WHAT IS NEEDED: Render the material again word for word, skipping the pictures in it.

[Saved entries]

____________________

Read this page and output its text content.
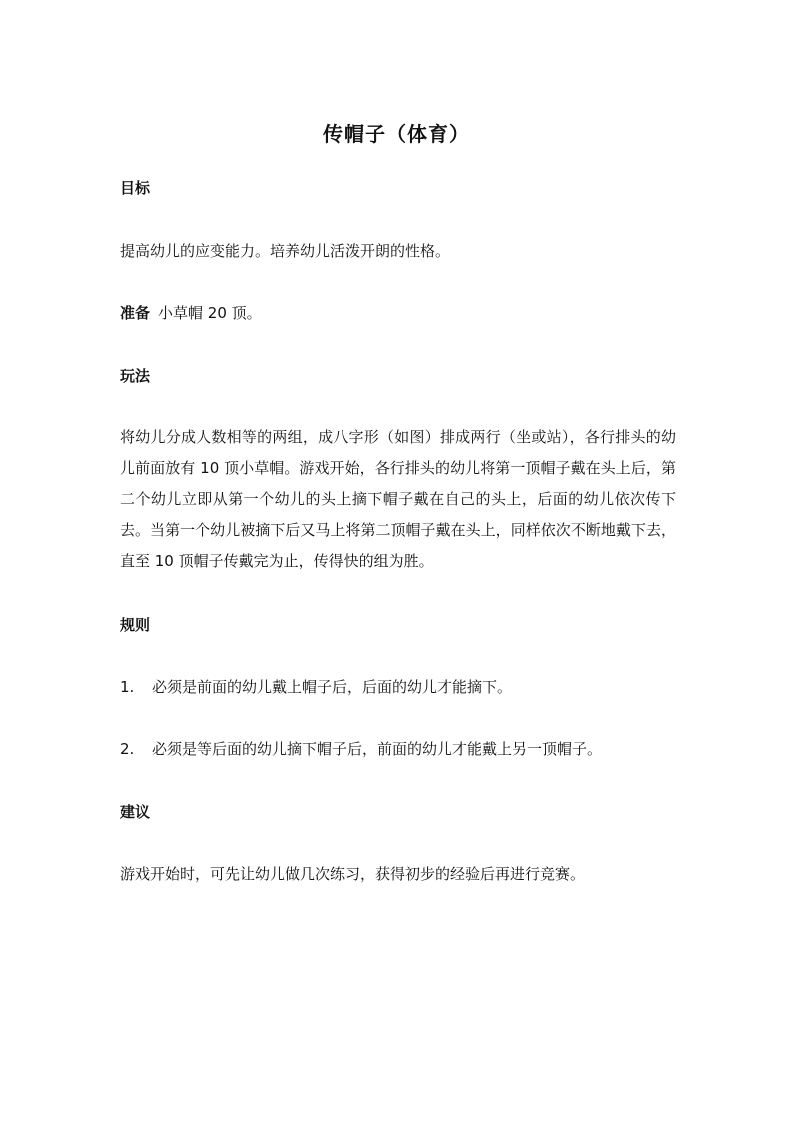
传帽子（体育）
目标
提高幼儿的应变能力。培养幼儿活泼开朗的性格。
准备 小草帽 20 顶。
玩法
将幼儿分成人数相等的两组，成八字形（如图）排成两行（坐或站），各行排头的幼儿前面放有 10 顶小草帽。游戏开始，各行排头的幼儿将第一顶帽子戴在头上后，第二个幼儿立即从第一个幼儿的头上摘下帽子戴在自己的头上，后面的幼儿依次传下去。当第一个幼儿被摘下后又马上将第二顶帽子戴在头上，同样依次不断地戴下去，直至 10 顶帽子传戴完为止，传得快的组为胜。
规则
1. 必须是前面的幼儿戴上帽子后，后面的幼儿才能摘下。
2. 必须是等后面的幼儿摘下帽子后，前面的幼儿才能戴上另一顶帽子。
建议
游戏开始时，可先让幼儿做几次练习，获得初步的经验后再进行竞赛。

____________________

RESPONSE:
Read this page and output its text content.
传帽子（体育）
目标
提高幼儿的应变能力。培养幼儿活泼开朗的性格。
准备 小草帽 20 顶。
玩法
将幼儿分成人数相等的两组，成八字形（如图）排成两行（坐或站），各行排头的幼儿前面放有 10 顶小草帽。游戏开始，各行排头的幼儿将第一顶帽子戴在头上后，第二个幼儿立即从第一个幼儿的头上摘下帽子戴在自己的头上，后面的幼儿依次传下去。当第一个幼儿被摘下后又马上将第二顶帽子戴在头上，同样依次不断地戴下去，直至 10 顶帽子传戴完为止，传得快的组为胜。
规则
1. 必须是前面的幼儿戴上帽子后，后面的幼儿才能摘下。
2. 必须是等后面的幼儿摘下帽子后，前面的幼儿才能戴上另一顶帽子。
建议
游戏开始时，可先让幼儿做几次练习，获得初步的经验后再进行竞赛。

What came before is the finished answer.